START DATA RECORDS
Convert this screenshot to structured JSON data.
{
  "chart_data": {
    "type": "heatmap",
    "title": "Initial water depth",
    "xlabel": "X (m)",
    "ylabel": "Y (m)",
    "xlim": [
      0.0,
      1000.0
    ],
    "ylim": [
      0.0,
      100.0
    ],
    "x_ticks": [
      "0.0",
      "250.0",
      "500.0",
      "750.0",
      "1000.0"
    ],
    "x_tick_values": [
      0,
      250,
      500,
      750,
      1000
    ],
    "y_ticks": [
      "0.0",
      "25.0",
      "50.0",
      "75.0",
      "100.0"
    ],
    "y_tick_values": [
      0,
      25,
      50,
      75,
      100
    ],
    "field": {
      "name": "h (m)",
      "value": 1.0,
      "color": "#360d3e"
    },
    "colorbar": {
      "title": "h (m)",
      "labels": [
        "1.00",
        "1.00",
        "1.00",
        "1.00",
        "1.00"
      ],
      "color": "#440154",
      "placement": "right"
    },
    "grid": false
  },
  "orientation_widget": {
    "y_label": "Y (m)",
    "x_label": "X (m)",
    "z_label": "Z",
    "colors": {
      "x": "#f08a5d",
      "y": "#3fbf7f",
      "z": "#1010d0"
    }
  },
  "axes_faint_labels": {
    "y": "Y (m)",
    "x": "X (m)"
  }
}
END DATA RECORDS
▸ PROBLEM: Copy out all of the data exactly, leaving nothing out.

▸ RESPONSE TO THE EXERCISE:
Convert this screenshot to structured JSON data.
{
  "chart_data": {
    "type": "heatmap",
    "title": "Initial water depth",
    "xlabel": "X (m)",
    "ylabel": "Y (m)",
    "xlim": [
      0.0,
      1000.0
    ],
    "ylim": [
      0.0,
      100.0
    ],
    "x_ticks": [
      "0.0",
      "250.0",
      "500.0",
      "750.0",
      "1000.0"
    ],
    "x_tick_values": [
      0,
      250,
      500,
      750,
      1000
    ],
    "y_ticks": [
      "0.0",
      "25.0",
      "50.0",
      "75.0",
      "100.0"
    ],
    "y_tick_values": [
      0,
      25,
      50,
      75,
      100
    ],
    "field": {
      "name": "h (m)",
      "value": 1.0,
      "color": "#360d3e"
    },
    "colorbar": {
      "title": "h (m)",
      "labels": [
        "1.00",
        "1.00",
        "1.00",
        "1.00",
        "1.00"
      ],
      "color": "#440154",
      "placement": "right"
    },
    "grid": false
  },
  "orientation_widget": {
    "y_label": "Y (m)",
    "x_label": "X (m)",
    "z_label": "Z",
    "colors": {
      "x": "#f08a5d",
      "y": "#3fbf7f",
      "z": "#1010d0"
    }
  },
  "axes_faint_labels": {
    "y": "Y (m)",
    "x": "X (m)"
  }
}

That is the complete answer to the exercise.